_Text shown:_
Feature #256
closedrule keyword 'fwsam'
Description
unknown rule keyword 'fwsam'
Exmple:
[9838] 20/12/2010 -- 11:50:14 - (detect-parse.c:655) <Error> (SigParseOptions) -- [ERRCODE: SC_ERR_RULE_KEYWORD_UNKNOWN(100)] - unknown rule keyword 'fwsam'.
[9838] 20/12/2010 -- 11:50:14 - (detect.c:526) <Error> (DetectLoadSigFile) -- [ERRCODE: SC_ERR_INVALID_SIGNATURE(39)] - Error parsing signature "alert tcp [93.185.109.191,93.19.6.176,93.2.186.8,93.219.162.144,93.232.50.174,93.25.117.12,93.25.122.200,93.26.14.101,93.27.114.68,93.29.105.52] any -> $HOME_NET any (msg:"ET TOR Known Tor Exit Node TCP Traffic - BLOCKING (82)"; flags:S; reference:url,doc.emergingthreats.net/bin/view/Main/TorRules; threshold: type limit, track by_src, seconds 60, count 1; classtype:misc-attack; sid:2525162; rev:701; fwsam: src, 24 hours;)" from file /etc/suricata/rules/emerging-tor-BLOCK.rules at line 208
Updated by Victor Julien over 13 years ago
- Target version set to TBD
This would require us / someone to implement functionality similar to Snortsam.
Updated by Victor Julien about 13 years ago
- Assignee set to Anonymous
- Target version deleted (
TBD)
Updated by Victor Julien almost 13 years ago
- Status changed from New to Rejected
Now that barnyard2 1.10 beta 1 is adding support for Snortsam, there is no need for adding this support to our engine.

_Work task A:_ In the fwsam issue page, rewrite the stretch from "Feature #256" through "rule keyword 'fwsam'.", replacing "fwsam" with "fwblock".
_Work task B:_ Render this sentence from the fwsam issue page in French: "Now that barnyard2 1.10 beta 1 is adding support for Snortsam, there is no need for adding this support to our engine."

_Listed entries:_

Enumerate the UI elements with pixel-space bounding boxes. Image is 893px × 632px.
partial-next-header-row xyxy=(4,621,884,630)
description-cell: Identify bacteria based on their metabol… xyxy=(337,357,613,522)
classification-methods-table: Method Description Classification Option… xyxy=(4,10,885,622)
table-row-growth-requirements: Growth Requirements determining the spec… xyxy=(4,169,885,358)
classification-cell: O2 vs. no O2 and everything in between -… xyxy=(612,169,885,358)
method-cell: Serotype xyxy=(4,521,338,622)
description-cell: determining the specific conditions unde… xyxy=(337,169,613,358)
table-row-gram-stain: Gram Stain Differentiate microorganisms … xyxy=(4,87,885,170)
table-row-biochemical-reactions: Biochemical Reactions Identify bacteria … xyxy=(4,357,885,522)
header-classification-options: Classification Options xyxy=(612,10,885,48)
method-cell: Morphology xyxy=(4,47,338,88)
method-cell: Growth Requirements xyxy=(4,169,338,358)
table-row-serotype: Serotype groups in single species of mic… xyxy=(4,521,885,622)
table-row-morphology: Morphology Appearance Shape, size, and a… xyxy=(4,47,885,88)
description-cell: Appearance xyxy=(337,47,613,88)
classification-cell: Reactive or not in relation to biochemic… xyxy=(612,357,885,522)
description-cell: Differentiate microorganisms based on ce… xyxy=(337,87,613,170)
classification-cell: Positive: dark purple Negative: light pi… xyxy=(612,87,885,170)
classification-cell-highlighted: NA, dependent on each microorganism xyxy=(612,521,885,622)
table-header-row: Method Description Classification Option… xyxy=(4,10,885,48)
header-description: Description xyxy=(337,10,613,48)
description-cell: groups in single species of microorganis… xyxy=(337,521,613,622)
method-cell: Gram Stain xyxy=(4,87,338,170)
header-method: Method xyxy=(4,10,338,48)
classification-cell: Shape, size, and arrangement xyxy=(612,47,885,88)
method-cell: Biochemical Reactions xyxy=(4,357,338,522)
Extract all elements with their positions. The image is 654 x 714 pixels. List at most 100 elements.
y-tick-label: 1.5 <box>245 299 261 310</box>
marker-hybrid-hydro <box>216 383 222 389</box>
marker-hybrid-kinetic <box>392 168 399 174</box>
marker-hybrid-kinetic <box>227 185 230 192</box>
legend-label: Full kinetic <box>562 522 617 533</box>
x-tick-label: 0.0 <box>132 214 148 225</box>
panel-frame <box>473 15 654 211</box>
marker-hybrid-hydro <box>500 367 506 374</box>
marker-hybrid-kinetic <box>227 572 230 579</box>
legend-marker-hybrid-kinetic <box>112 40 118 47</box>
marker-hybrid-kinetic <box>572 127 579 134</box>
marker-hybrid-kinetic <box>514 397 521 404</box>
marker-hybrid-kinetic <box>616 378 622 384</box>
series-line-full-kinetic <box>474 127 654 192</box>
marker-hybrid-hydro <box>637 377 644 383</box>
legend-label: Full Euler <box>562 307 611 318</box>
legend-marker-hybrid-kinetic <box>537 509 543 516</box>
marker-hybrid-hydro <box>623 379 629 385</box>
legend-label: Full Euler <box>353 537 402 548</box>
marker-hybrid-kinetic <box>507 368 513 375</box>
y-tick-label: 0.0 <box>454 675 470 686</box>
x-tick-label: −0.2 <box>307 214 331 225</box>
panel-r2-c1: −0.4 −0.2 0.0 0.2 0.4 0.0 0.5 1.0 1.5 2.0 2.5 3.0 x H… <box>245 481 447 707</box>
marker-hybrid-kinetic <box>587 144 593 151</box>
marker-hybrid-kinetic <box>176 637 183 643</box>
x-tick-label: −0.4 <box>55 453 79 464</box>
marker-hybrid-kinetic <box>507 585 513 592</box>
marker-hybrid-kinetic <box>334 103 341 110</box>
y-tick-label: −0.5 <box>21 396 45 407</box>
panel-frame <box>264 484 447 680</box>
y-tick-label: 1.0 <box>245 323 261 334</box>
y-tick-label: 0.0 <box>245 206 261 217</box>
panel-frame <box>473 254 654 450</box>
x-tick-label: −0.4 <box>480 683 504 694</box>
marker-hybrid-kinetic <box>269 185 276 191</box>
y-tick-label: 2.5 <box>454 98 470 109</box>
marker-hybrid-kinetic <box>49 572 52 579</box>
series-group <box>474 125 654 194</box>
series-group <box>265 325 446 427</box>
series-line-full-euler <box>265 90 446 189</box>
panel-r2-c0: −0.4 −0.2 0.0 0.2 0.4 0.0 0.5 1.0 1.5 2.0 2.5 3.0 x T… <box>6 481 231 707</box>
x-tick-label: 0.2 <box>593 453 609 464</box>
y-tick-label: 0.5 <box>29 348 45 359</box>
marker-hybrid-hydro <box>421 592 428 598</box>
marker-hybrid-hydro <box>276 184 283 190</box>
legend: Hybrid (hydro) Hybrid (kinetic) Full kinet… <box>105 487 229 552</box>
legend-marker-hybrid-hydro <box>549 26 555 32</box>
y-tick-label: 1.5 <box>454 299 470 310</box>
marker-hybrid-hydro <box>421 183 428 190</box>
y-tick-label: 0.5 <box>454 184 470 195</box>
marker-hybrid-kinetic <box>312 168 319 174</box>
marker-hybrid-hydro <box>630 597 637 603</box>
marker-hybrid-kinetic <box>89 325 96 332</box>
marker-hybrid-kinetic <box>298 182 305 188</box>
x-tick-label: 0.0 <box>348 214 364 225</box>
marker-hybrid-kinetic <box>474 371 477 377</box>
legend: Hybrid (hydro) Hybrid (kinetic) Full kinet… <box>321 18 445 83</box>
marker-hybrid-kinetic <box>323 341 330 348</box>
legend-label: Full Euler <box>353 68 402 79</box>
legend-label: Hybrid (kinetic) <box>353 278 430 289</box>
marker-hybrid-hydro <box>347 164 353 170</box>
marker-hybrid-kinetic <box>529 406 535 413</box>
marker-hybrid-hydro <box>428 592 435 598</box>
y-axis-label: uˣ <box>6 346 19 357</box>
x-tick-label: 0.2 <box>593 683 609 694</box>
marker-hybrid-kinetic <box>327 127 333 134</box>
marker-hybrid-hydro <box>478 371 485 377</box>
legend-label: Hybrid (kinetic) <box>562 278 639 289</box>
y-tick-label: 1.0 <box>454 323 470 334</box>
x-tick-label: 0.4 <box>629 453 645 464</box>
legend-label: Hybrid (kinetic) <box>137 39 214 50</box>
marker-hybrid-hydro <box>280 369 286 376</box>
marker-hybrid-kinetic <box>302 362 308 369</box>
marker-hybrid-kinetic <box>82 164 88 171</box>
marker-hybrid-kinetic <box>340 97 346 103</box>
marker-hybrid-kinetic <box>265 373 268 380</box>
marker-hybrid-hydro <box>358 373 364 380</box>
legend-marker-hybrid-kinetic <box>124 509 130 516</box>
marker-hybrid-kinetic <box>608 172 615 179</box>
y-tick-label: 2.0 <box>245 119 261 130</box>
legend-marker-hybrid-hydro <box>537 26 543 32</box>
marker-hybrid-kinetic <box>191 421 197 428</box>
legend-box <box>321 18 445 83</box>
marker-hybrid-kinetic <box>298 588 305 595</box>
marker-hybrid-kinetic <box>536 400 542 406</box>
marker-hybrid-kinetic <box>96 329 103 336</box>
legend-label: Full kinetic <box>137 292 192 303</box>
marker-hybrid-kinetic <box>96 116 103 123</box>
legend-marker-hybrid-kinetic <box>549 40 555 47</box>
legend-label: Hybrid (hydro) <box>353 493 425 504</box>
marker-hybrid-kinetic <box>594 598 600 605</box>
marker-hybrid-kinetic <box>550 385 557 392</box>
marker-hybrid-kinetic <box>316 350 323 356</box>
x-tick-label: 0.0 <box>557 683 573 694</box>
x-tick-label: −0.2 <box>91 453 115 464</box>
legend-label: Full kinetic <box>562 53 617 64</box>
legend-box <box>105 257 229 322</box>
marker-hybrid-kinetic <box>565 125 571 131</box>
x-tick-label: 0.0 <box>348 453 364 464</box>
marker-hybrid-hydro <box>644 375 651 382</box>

_Written solution A:_
Feature #256
closedrule keyword 'fwblock'
Description
unknown rule keyword 'fwblock'
Exmple:
[9838] 20/12/2010 -- 11:50:14 - (detect-parse.c:655) <Error> (SigParseOptions) -- [ERRCODE: SC_ERR_RULE_KEYWORD_UNKNOWN(100)] - unknown rule keyword 'fwblock'.

_Written solution B:_ Maintenant que barnyard2 1.10 beta 1 ajoute la prise en charge de Snortsam, il n'est pas nécessaire d'ajouter cette prise en charge à notre moteur.